§ **REQUIRED TASK**
Please give the listing again, word for word, with nothing left out.

******

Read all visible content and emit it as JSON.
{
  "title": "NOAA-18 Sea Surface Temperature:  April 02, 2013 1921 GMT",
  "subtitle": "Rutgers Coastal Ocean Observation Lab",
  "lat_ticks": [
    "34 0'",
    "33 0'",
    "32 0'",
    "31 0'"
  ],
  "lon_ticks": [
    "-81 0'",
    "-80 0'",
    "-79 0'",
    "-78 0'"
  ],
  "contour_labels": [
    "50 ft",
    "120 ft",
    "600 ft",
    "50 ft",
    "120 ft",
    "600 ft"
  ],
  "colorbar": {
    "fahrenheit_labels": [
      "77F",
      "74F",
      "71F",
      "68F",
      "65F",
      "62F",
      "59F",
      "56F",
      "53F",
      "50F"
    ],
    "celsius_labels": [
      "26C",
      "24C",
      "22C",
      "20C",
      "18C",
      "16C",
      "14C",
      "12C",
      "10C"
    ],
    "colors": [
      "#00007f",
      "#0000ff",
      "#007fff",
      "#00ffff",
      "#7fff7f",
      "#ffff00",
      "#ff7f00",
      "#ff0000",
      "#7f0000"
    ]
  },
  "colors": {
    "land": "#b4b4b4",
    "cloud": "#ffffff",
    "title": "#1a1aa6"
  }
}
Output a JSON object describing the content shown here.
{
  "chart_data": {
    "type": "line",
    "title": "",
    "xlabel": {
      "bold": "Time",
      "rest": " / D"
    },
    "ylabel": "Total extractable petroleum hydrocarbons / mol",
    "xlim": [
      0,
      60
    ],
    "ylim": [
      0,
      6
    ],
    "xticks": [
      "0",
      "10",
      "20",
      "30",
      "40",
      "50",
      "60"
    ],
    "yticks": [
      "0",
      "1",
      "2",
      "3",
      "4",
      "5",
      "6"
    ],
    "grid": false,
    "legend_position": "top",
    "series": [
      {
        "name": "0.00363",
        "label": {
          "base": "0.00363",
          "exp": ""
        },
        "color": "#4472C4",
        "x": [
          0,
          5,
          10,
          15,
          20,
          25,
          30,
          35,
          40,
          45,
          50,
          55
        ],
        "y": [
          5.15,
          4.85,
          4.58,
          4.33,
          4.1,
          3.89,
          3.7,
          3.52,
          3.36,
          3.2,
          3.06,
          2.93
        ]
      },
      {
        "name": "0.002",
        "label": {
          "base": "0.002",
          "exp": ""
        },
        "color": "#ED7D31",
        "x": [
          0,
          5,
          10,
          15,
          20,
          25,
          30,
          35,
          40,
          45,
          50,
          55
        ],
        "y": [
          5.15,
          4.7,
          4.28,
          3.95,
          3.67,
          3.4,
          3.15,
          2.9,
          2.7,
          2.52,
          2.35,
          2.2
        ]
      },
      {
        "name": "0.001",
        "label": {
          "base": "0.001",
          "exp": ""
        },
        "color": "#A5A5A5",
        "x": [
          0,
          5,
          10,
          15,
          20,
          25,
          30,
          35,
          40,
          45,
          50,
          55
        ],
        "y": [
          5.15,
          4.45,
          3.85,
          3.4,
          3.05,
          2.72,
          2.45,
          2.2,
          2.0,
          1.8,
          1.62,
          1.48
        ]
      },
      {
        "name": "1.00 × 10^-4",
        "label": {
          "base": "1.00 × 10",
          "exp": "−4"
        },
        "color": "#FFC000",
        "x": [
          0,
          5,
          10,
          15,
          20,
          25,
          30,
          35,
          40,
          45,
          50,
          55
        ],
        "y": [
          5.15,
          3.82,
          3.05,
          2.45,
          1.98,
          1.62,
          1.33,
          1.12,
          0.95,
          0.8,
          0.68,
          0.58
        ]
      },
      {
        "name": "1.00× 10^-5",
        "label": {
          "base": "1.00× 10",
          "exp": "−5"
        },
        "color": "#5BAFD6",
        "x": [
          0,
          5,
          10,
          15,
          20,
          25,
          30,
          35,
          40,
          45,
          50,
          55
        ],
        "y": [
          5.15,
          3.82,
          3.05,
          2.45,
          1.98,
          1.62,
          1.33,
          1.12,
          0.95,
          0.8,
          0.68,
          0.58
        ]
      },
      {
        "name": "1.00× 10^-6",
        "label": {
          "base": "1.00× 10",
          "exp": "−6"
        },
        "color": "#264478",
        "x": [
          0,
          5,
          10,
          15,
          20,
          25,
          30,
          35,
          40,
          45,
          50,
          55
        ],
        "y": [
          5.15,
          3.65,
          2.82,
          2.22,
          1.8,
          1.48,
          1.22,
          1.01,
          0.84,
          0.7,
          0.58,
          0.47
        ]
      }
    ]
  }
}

******

§ **CORRECT ANSWER**
Read all visible content and emit it as JSON.
{
  "title": "NOAA-18 Sea Surface Temperature:  April 02, 2013 1921 GMT",
  "subtitle": "Rutgers Coastal Ocean Observation Lab",
  "lat_ticks": [
    "34 0'",
    "33 0'",
    "32 0'",
    "31 0'"
  ],
  "lon_ticks": [
    "-81 0'",
    "-80 0'",
    "-79 0'",
    "-78 0'"
  ],
  "contour_labels": [
    "50 ft",
    "120 ft",
    "600 ft",
    "50 ft",
    "120 ft",
    "600 ft"
  ],
  "colorbar": {
    "fahrenheit_labels": [
      "77F",
      "74F",
      "71F",
      "68F",
      "65F",
      "62F",
      "59F",
      "56F",
      "53F",
      "50F"
    ],
    "celsius_labels": [
      "26C",
      "24C",
      "22C",
      "20C",
      "18C",
      "16C",
      "14C",
      "12C",
      "10C"
    ],
    "colors": [
      "#00007f",
      "#0000ff",
      "#007fff",
      "#00ffff",
      "#7fff7f",
      "#ffff00",
      "#ff7f00",
      "#ff0000",
      "#7f0000"
    ]
  },
  "colors": {
    "land": "#b4b4b4",
    "cloud": "#ffffff",
    "title": "#1a1aa6"
  }
}
Output a JSON object describing the content shown here.
{
  "chart_data": {
    "type": "line",
    "title": "",
    "xlabel": {
      "bold": "Time",
      "rest": " / D"
    },
    "ylabel": "Total extractable petroleum hydrocarbons / mol",
    "xlim": [
      0,
      60
    ],
    "ylim": [
      0,
      6
    ],
    "xticks": [
      "0",
      "10",
      "20",
      "30",
      "40",
      "50",
      "60"
    ],
    "yticks": [
      "0",
      "1",
      "2",
      "3",
      "4",
      "5",
      "6"
    ],
    "grid": false,
    "legend_position": "top",
    "series": [
      {
        "name": "0.00363",
        "label": {
          "base": "0.00363",
          "exp": ""
        },
        "color": "#4472C4",
        "x": [
          0,
          5,
          10,
          15,
          20,
          25,
          30,
          35,
          40,
          45,
          50,
          55
        ],
        "y": [
          5.15,
          4.85,
          4.58,
          4.33,
          4.1,
          3.89,
          3.7,
          3.52,
          3.36,
          3.2,
          3.06,
          2.93
        ]
      },
      {
        "name": "0.002",
        "label": {
          "base": "0.002",
          "exp": ""
        },
        "color": "#ED7D31",
        "x": [
          0,
          5,
          10,
          15,
          20,
          25,
          30,
          35,
          40,
          45,
          50,
          55
        ],
        "y": [
          5.15,
          4.7,
          4.28,
          3.95,
          3.67,
          3.4,
          3.15,
          2.9,
          2.7,
          2.52,
          2.35,
          2.2
        ]
      },
      {
        "name": "0.001",
        "label": {
          "base": "0.001",
          "exp": ""
        },
        "color": "#A5A5A5",
        "x": [
          0,
          5,
          10,
          15,
          20,
          25,
          30,
          35,
          40,
          45,
          50,
          55
        ],
        "y": [
          5.15,
          4.45,
          3.85,
          3.4,
          3.05,
          2.72,
          2.45,
          2.2,
          2.0,
          1.8,
          1.62,
          1.48
        ]
      },
      {
        "name": "1.00 × 10^-4",
        "label": {
          "base": "1.00 × 10",
          "exp": "−4"
        },
        "color": "#FFC000",
        "x": [
          0,
          5,
          10,
          15,
          20,
          25,
          30,
          35,
          40,
          45,
          50,
          55
        ],
        "y": [
          5.15,
          3.82,
          3.05,
          2.45,
          1.98,
          1.62,
          1.33,
          1.12,
          0.95,
          0.8,
          0.68,
          0.58
        ]
      },
      {
        "name": "1.00× 10^-5",
        "label": {
          "base": "1.00× 10",
          "exp": "−5"
        },
        "color": "#5BAFD6",
        "x": [
          0,
          5,
          10,
          15,
          20,
          25,
          30,
          35,
          40,
          45,
          50,
          55
        ],
        "y": [
          5.15,
          3.82,
          3.05,
          2.45,
          1.98,
          1.62,
          1.33,
          1.12,
          0.95,
          0.8,
          0.68,
          0.58
        ]
      },
      {
        "name": "1.00× 10^-6",
        "label": {
          "base": "1.00× 10",
          "exp": "−6"
        },
        "color": "#264478",
        "x": [
          0,
          5,
          10,
          15,
          20,
          25,
          30,
          35,
          40,
          45,
          50,
          55
        ],
        "y": [
          5.15,
          3.65,
          2.82,
          2.22,
          1.8,
          1.48,
          1.22,
          1.01,
          0.84,
          0.7,
          0.58,
          0.47
        ]
      }
    ]
  }
}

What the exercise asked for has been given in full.